**Dataset records**.
=====

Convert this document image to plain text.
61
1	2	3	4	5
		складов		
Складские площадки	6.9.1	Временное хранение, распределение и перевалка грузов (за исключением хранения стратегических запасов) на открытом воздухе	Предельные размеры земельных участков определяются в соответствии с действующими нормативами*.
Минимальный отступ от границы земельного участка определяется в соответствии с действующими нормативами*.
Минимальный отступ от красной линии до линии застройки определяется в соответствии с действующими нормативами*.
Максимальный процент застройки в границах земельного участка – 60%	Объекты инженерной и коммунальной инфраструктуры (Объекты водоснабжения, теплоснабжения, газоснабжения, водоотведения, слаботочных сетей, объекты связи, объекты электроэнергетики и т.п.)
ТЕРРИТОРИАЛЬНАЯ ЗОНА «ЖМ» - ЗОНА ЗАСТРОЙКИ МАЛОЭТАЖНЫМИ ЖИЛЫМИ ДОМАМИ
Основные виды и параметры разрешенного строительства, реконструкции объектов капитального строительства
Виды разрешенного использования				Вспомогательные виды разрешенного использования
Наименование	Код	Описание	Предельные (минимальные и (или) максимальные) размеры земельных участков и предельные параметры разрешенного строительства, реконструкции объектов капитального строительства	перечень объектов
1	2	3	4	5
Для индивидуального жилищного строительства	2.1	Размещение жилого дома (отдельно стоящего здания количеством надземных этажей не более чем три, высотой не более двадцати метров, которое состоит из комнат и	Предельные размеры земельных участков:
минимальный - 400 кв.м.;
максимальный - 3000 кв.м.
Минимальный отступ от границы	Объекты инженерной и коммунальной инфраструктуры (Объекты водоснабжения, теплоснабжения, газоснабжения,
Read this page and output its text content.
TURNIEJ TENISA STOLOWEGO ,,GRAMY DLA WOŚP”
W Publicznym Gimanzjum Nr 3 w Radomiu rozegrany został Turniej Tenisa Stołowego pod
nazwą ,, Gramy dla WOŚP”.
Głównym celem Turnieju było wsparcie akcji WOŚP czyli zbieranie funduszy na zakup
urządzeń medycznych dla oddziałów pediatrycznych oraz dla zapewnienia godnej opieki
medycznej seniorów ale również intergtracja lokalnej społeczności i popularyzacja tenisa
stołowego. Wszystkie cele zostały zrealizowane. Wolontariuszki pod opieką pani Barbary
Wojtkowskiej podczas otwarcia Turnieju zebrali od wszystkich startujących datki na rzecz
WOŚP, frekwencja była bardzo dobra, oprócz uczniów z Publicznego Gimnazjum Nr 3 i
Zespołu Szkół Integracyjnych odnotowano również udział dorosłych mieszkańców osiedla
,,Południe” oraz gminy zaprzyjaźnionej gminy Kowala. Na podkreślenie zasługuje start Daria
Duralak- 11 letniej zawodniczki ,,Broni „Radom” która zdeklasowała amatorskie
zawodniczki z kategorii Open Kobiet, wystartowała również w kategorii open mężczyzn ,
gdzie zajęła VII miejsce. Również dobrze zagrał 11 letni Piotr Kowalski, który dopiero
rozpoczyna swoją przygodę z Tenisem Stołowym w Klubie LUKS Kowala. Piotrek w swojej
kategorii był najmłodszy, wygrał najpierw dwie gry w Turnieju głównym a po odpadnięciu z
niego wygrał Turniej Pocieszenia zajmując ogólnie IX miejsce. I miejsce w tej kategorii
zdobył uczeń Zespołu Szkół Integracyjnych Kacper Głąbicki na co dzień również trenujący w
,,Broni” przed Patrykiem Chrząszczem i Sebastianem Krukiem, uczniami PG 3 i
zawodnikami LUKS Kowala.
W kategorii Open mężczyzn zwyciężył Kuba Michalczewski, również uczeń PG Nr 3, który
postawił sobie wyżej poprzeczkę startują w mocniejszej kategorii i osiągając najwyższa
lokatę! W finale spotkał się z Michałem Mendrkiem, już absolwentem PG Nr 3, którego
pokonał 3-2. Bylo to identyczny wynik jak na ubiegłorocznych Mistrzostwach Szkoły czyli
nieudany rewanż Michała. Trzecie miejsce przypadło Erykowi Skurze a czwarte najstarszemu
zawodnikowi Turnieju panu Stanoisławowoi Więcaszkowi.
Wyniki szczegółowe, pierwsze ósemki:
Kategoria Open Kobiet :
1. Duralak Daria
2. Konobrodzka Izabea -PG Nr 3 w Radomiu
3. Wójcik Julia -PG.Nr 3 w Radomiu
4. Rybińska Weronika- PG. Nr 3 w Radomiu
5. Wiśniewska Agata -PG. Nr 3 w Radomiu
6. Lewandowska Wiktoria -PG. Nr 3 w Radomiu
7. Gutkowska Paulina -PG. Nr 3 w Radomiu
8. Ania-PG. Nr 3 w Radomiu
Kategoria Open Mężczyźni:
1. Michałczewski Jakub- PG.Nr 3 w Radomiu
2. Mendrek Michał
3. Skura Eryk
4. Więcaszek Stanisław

=====

Review the material and copy each line in which the word "теплоснабжения" appears.

Максимальный процент застройки в границах земельного участка – 60%	Объекты инженерной и коммунальной инфраструктуры (Объекты водоснабжения, теплоснабжения, газоснабжения, водоотведения, слаботочных сетей, объекты связи, объекты электроэнергетики и т.п.)
Минимальный отступ от границы	Объекты инженерной и коммунальной инфраструктуры (Объекты водоснабжения, теплоснабжения, газоснабжения,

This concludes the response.